▸ **GIVEN INSTRUCTION**
Work through the material below and count the lines holding the word "Донской"; give that count and nothing more.

▸ **LISTED ENTRIES**
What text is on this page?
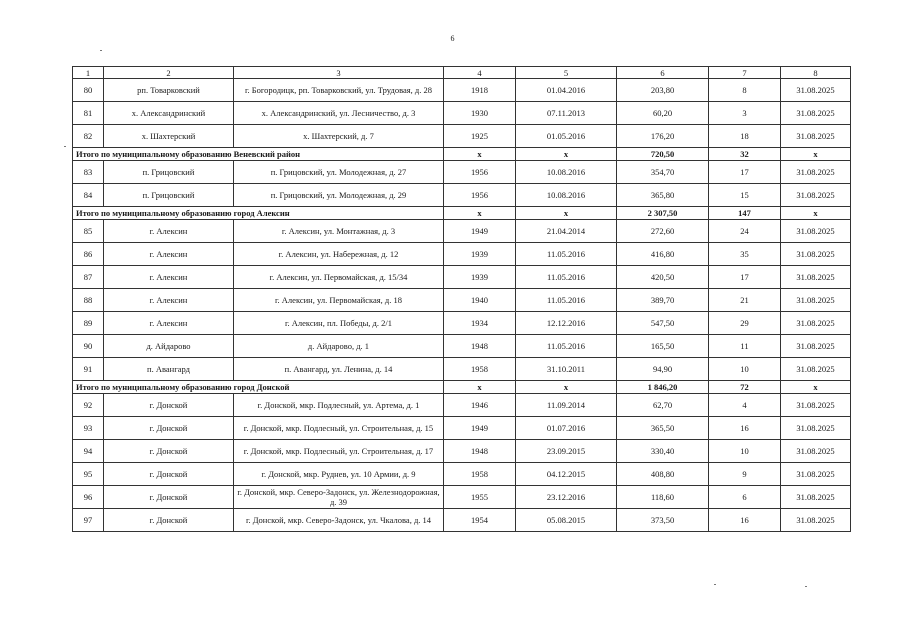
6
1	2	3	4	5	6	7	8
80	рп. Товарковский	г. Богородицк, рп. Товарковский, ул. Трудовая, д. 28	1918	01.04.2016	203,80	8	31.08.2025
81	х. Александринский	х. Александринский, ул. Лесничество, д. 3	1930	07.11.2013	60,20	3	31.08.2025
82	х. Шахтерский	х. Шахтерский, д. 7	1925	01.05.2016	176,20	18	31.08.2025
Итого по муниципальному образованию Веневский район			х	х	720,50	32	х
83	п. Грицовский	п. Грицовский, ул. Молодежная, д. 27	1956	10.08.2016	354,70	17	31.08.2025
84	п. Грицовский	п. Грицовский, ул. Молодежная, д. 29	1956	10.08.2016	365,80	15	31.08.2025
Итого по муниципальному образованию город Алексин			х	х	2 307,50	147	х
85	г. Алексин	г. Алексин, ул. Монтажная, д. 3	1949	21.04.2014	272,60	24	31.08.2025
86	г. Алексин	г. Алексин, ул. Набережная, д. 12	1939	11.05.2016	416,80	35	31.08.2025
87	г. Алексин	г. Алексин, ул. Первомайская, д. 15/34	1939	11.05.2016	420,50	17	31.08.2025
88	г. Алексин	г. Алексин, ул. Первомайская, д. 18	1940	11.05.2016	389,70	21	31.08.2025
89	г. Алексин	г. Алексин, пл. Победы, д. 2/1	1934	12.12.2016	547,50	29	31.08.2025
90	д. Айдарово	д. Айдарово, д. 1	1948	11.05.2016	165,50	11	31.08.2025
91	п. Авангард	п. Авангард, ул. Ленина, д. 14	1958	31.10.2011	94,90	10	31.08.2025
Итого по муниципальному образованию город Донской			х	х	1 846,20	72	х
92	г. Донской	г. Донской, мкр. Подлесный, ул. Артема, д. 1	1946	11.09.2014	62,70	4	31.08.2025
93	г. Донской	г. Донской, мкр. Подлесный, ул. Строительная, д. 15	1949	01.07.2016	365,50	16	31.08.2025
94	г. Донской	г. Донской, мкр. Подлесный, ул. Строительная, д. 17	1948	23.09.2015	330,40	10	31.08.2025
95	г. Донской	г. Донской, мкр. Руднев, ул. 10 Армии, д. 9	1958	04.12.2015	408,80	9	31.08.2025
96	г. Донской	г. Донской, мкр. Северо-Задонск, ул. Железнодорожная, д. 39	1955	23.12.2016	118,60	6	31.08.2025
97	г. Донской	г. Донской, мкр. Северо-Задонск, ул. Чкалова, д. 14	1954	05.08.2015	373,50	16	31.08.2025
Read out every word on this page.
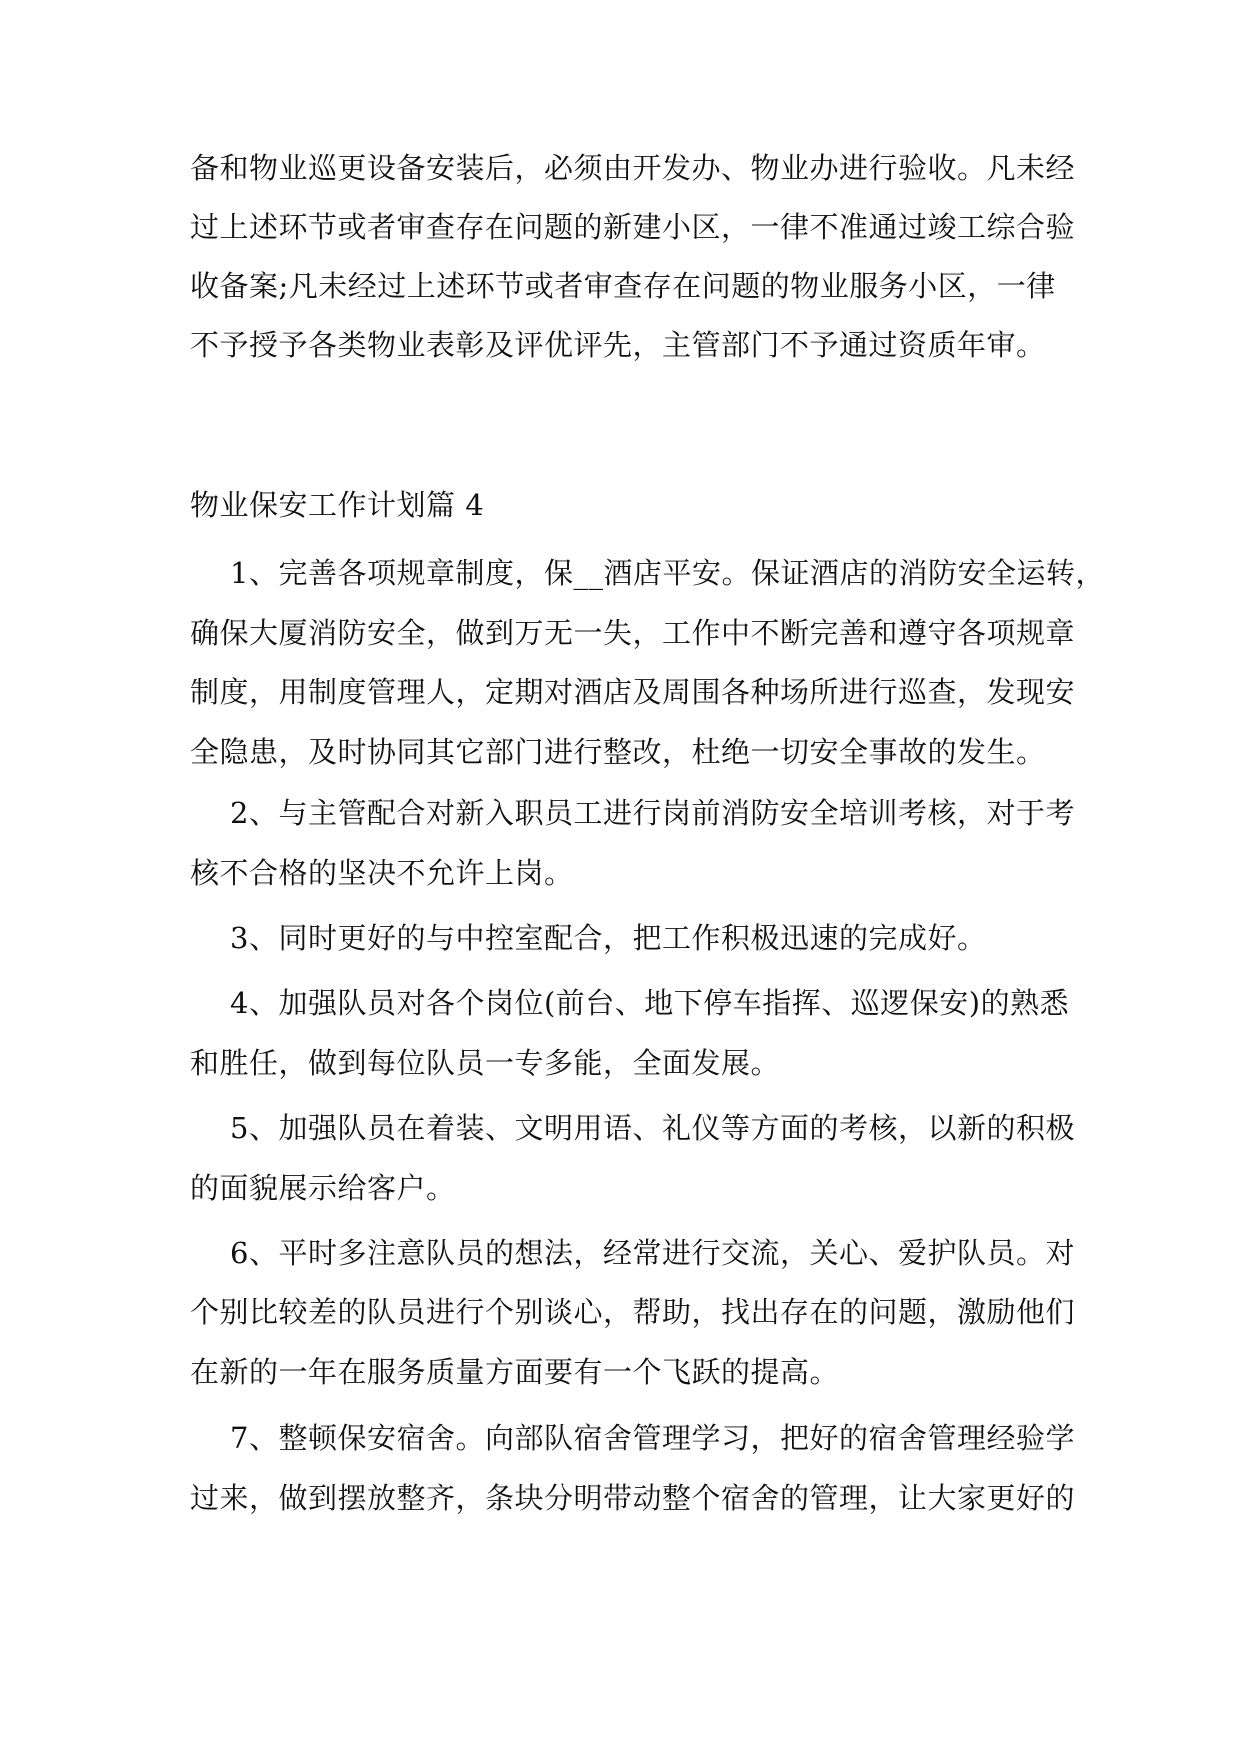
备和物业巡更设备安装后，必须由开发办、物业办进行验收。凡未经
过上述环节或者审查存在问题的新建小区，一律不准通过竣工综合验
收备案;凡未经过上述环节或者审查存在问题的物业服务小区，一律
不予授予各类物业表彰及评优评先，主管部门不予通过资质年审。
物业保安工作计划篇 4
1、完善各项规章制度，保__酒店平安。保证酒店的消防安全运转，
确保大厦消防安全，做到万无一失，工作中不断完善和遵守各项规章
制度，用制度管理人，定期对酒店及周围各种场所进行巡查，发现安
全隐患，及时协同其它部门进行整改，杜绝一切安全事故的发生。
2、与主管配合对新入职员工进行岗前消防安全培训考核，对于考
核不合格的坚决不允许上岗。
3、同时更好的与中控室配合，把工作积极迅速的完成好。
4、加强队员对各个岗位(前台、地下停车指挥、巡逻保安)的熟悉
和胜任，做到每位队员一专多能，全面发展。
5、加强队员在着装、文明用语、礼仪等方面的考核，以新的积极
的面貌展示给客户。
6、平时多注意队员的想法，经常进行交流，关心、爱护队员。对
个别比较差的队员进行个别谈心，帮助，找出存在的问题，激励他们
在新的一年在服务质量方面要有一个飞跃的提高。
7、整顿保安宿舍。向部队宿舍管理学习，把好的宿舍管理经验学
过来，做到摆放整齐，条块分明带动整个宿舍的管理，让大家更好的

---

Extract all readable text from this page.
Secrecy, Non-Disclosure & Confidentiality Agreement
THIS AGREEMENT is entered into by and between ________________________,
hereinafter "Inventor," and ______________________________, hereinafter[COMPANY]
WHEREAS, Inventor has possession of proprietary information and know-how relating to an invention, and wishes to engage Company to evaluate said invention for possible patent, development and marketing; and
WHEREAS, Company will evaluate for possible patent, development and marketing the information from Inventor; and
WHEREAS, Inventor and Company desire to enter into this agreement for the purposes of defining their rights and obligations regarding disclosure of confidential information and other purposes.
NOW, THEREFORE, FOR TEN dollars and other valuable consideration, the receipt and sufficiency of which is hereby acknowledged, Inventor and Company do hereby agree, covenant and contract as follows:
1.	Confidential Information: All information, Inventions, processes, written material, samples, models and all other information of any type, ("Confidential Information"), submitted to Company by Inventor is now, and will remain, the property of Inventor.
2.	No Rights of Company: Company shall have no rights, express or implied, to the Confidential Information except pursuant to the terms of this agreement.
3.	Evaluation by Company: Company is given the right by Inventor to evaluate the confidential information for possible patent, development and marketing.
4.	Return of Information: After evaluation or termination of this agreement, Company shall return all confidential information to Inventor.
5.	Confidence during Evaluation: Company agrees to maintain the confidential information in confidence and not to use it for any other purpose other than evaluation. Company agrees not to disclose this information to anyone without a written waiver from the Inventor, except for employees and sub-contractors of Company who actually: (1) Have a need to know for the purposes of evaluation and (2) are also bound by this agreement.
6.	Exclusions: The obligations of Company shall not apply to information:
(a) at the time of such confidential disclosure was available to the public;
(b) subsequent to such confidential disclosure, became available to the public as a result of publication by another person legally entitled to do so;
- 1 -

---

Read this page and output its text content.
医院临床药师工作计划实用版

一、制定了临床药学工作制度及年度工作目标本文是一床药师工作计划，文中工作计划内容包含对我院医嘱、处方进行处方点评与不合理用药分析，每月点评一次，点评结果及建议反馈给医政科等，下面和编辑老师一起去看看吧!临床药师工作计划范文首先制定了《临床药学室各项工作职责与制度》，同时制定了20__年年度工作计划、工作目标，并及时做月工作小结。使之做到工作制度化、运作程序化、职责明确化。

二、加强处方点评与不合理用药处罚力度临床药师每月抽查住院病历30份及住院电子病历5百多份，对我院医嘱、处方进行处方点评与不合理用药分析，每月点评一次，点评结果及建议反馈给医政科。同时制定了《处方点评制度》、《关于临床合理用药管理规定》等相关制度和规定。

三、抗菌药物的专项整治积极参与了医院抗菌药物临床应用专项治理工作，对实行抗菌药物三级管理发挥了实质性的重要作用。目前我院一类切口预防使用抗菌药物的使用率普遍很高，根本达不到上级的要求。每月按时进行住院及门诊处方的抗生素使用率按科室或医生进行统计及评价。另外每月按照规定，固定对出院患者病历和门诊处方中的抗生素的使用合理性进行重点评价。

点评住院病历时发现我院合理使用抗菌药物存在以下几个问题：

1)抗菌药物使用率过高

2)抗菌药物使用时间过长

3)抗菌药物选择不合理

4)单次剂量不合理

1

▸ **RESULT FOR THIS TASK**
7